- Directions
• a. Translate this sentence from the spell-check article into Spanish: "Docstrings and comments are the "human interface" of your code."
• b. Answer these questions from the spell-check article, one answer per line, marked to match:
(i) Which two tools do Python developers rely on heavily to ensure code quality?
(ii) What misspelling of "function" appears as an example?
(iii) What may users question if a public API's docstrings contain typos?
• c. Reproduce the part of the spell-check article starting at "Table of Contents#" and ending at "Should You Choose?", renaming "Spell Checking" to "Typo Detection".

- Quoted text
---------------

Automated Spell Check for Python Docstrings and Comments: Detect Typos Missed by Pylint & Flake8
Python developers rely heavily on tools like Pylint and Flake8 to ensure code quality—they catch syntax errors, enforce style guidelines, and flag anti-patterns. However, these tools have a blind spot: typos in docstrings and comments. A misplaced "teh" instead of "the" or "funciton" instead of "function" can undermine readability, confuse collaborators, and erode trust in your documentation.
In this blog, we’ll explore why typos in non-executable text matter, why Pylint and Flake8 miss them, and how to automate spell checking for docstrings and comments using specialized tools. By the end, you’ll have actionable steps to integrate spell checking into your workflow and catch typos before they reach production.
Table of Contents#
- Why Typos in Docstrings and Comments Matter
- Limitations of Pylint & Flake8 for Spell Checking
- Top Tools for Automated Spell Checking in Python
- Step-by-Step Implementation Guide
- Advanced Configuration & Customization
- Integration with CI/CD Pipelines
- Tool Comparison: Which One Should You Choose?
- Conclusion
- References
Why Typos in Docstrings and Comments Matter#
Docstrings and comments are the "human interface" of your code. They explain why a function exists, how to use it, and what edge cases to watch for. Typos here can:
- Reduce readability: A comment like "Teh function returns teh user’s name" forces readers to pause and decipher the mistake.
- Hurt maintainability: Over time, ambiguous or typo-ridden comments become useless, making it harder to update code.
- Damage credibility: If your public API’s docstrings contain typos, users may question the quality of your entire project.

---------------

- Supplied material
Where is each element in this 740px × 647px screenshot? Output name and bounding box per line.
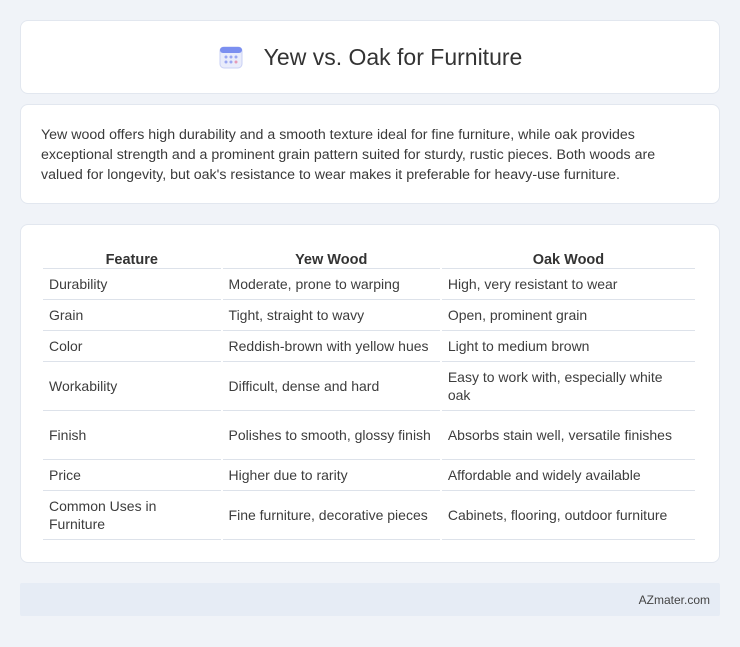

---------------

- Solved tasks
• a. Los docstrings y los comentarios son la "interfaz humana" de tu código.

• b.
(i) Pylint and Flake8
(ii) "funciton"
(iii) The quality of the entire project

• c.
Table of Contents#
- Why Typos in Docstrings and Comments Matter
- Limitations of Pylint & Flake8 for Typo Detection
- Top Tools for Automated Typo Detection in Python
- Step-by-Step Implementation Guide
- Advanced Configuration & Customization
- Integration with CI/CD Pipelines
- Tool Comparison: Which One Should You Choose?